- [TASK TO CARRY OUT]
Your task is to reproduce the entries below word for word.

— Start DATA LISTING —

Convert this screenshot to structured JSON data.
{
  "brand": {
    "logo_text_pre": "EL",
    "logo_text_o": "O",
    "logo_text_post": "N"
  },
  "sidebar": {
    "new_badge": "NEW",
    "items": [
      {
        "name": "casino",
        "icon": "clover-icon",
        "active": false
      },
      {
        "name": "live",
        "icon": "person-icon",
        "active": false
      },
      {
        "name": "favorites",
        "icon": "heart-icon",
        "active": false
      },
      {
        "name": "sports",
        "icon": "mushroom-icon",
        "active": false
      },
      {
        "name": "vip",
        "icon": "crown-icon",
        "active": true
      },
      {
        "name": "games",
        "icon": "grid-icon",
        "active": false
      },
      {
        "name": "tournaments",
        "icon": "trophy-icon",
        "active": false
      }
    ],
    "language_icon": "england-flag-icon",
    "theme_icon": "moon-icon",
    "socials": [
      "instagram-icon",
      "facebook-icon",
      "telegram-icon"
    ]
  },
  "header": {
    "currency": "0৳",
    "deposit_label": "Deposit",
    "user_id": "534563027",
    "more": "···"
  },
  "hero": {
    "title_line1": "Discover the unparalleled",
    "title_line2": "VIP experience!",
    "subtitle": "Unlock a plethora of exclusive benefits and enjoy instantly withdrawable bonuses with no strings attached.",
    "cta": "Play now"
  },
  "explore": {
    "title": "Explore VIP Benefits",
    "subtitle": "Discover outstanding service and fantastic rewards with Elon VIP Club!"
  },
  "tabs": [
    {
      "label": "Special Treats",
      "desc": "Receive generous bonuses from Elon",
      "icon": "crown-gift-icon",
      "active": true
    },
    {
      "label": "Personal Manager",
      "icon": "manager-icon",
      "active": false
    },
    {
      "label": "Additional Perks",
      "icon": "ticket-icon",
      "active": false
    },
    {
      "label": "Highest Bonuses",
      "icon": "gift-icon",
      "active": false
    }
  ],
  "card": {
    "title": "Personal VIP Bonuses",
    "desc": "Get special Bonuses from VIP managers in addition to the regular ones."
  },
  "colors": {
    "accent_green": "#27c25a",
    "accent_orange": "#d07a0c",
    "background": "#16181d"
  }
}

— End DATA LISTING —

- [THE REPLY]
Convert this screenshot to structured JSON data.
{
  "brand": {
    "logo_text_pre": "EL",
    "logo_text_o": "O",
    "logo_text_post": "N"
  },
  "sidebar": {
    "new_badge": "NEW",
    "items": [
      {
        "name": "casino",
        "icon": "clover-icon",
        "active": false
      },
      {
        "name": "live",
        "icon": "person-icon",
        "active": false
      },
      {
        "name": "favorites",
        "icon": "heart-icon",
        "active": false
      },
      {
        "name": "sports",
        "icon": "mushroom-icon",
        "active": false
      },
      {
        "name": "vip",
        "icon": "crown-icon",
        "active": true
      },
      {
        "name": "games",
        "icon": "grid-icon",
        "active": false
      },
      {
        "name": "tournaments",
        "icon": "trophy-icon",
        "active": false
      }
    ],
    "language_icon": "england-flag-icon",
    "theme_icon": "moon-icon",
    "socials": [
      "instagram-icon",
      "facebook-icon",
      "telegram-icon"
    ]
  },
  "header": {
    "currency": "0৳",
    "deposit_label": "Deposit",
    "user_id": "534563027",
    "more": "···"
  },
  "hero": {
    "title_line1": "Discover the unparalleled",
    "title_line2": "VIP experience!",
    "subtitle": "Unlock a plethora of exclusive benefits and enjoy instantly withdrawable bonuses with no strings attached.",
    "cta": "Play now"
  },
  "explore": {
    "title": "Explore VIP Benefits",
    "subtitle": "Discover outstanding service and fantastic rewards with Elon VIP Club!"
  },
  "tabs": [
    {
      "label": "Special Treats",
      "desc": "Receive generous bonuses from Elon",
      "icon": "crown-gift-icon",
      "active": true
    },
    {
      "label": "Personal Manager",
      "icon": "manager-icon",
      "active": false
    },
    {
      "label": "Additional Perks",
      "icon": "ticket-icon",
      "active": false
    },
    {
      "label": "Highest Bonuses",
      "icon": "gift-icon",
      "active": false
    }
  ],
  "card": {
    "title": "Personal VIP Bonuses",
    "desc": "Get special Bonuses from VIP managers in addition to the regular ones."
  },
  "colors": {
    "accent_green": "#27c25a",
    "accent_orange": "#d07a0c",
    "background": "#16181d"
  }
}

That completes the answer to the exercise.